**Short problem:**
Please copy every line of the records below that holds the word "Cortex".

**Extracted entries:**
• • • • • • •
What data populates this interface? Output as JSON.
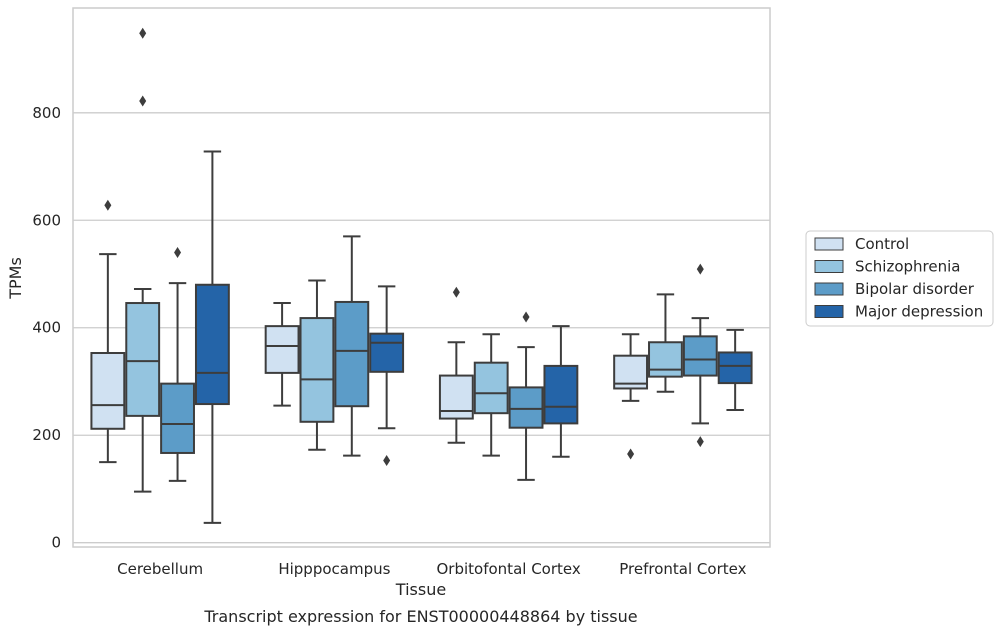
{
  "caption": "Transcript expression for ENST00000448864 by tissue",
  "chart_data": {
    "type": "boxplot",
    "xlabel": "Tissue",
    "ylabel": "TPMs",
    "ylim": [
      -8,
      995
    ],
    "yticks": [
      0,
      200,
      400,
      600,
      800
    ],
    "ytick_labels": [
      "0",
      "200",
      "400",
      "600",
      "800"
    ],
    "grid": "horizontal",
    "legend_position": "right",
    "categories": [
      "Cerebellum",
      "Hipppocampus",
      "Orbitofontal Cortex",
      "Prefrontal Cortex"
    ],
    "series": [
      {
        "name": "Control",
        "color": "#d0e1f2",
        "boxes": [
          {
            "whislo": 150,
            "q1": 212,
            "med": 256,
            "q3": 353,
            "whishi": 537,
            "fliers": [
              628
            ]
          },
          {
            "whislo": 255,
            "q1": 316,
            "med": 366,
            "q3": 403,
            "whishi": 446,
            "fliers": []
          },
          {
            "whislo": 186,
            "q1": 231,
            "med": 245,
            "q3": 311,
            "whishi": 373,
            "fliers": [
              466
            ]
          },
          {
            "whislo": 264,
            "q1": 287,
            "med": 296,
            "q3": 348,
            "whishi": 388,
            "fliers": [
              165
            ]
          }
        ]
      },
      {
        "name": "Schizophrenia",
        "color": "#94c4df",
        "boxes": [
          {
            "whislo": 95,
            "q1": 236,
            "med": 338,
            "q3": 446,
            "whishi": 472,
            "fliers": [
              822,
              948
            ]
          },
          {
            "whislo": 173,
            "q1": 225,
            "med": 304,
            "q3": 418,
            "whishi": 488,
            "fliers": []
          },
          {
            "whislo": 162,
            "q1": 241,
            "med": 278,
            "q3": 335,
            "whishi": 388,
            "fliers": []
          },
          {
            "whislo": 281,
            "q1": 309,
            "med": 322,
            "q3": 373,
            "whishi": 462,
            "fliers": []
          }
        ]
      },
      {
        "name": "Bipolar disorder",
        "color": "#5c9cc8",
        "boxes": [
          {
            "whislo": 115,
            "q1": 167,
            "med": 221,
            "q3": 296,
            "whishi": 483,
            "fliers": [
              540
            ]
          },
          {
            "whislo": 162,
            "q1": 254,
            "med": 357,
            "q3": 448,
            "whishi": 570,
            "fliers": []
          },
          {
            "whislo": 117,
            "q1": 214,
            "med": 249,
            "q3": 289,
            "whishi": 364,
            "fliers": [
              420
            ]
          },
          {
            "whislo": 222,
            "q1": 311,
            "med": 341,
            "q3": 384,
            "whishi": 418,
            "fliers": [
              188,
              509
            ]
          }
        ]
      },
      {
        "name": "Major depression",
        "color": "#2464a8",
        "boxes": [
          {
            "whislo": 37,
            "q1": 258,
            "med": 316,
            "q3": 480,
            "whishi": 728,
            "fliers": []
          },
          {
            "whislo": 213,
            "q1": 318,
            "med": 372,
            "q3": 389,
            "whishi": 477,
            "fliers": [
              153
            ]
          },
          {
            "whislo": 160,
            "q1": 222,
            "med": 253,
            "q3": 329,
            "whishi": 403,
            "fliers": []
          },
          {
            "whislo": 247,
            "q1": 297,
            "med": 329,
            "q3": 354,
            "whishi": 396,
            "fliers": []
          }
        ]
      }
    ]
  }
}
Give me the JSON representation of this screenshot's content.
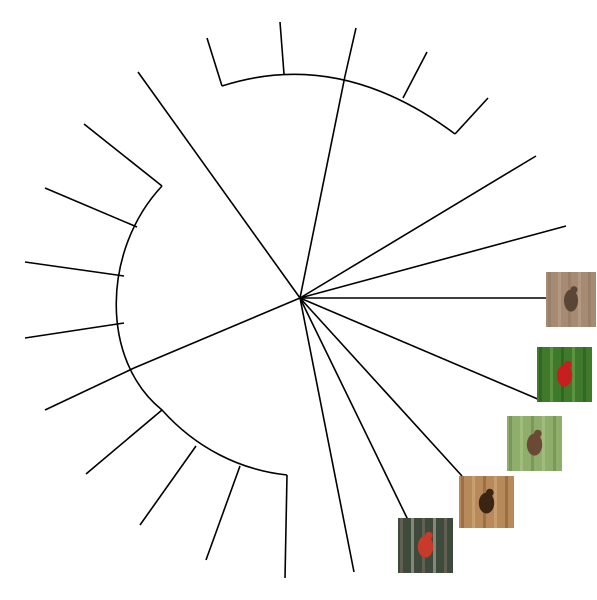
{
  "diagram": {
    "type": "circular-phylogenetic-tree",
    "line_color": "#000000",
    "background": "#ffffff",
    "leaf_count": 24,
    "image_leaves": [
      {
        "icon": "bird-on-sandy-ground-photo",
        "palette": [
          "#a68a72",
          "#8c735d",
          "#5a4636",
          "#c2ab94"
        ]
      },
      {
        "icon": "red-bird-in-green-foliage-photo",
        "palette": [
          "#3f7a2c",
          "#245018",
          "#c51f1f",
          "#7fb25a"
        ]
      },
      {
        "icon": "bird-in-tall-grass-photo",
        "palette": [
          "#8fae6c",
          "#5f7f44",
          "#6a4a34",
          "#b8cf94"
        ]
      },
      {
        "icon": "bird-in-tree-hollow-photo",
        "palette": [
          "#b8895a",
          "#7a5230",
          "#3a2414",
          "#d9b98a"
        ]
      },
      {
        "icon": "finch-on-twigs-photo",
        "palette": [
          "#3e4a3c",
          "#8a7a6a",
          "#c83a2a",
          "#d8d0c4"
        ]
      }
    ]
  }
}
• • • • • • •
**Full answer:**
      "Orbitofontal Cortex",
      "Prefrontal Cortex"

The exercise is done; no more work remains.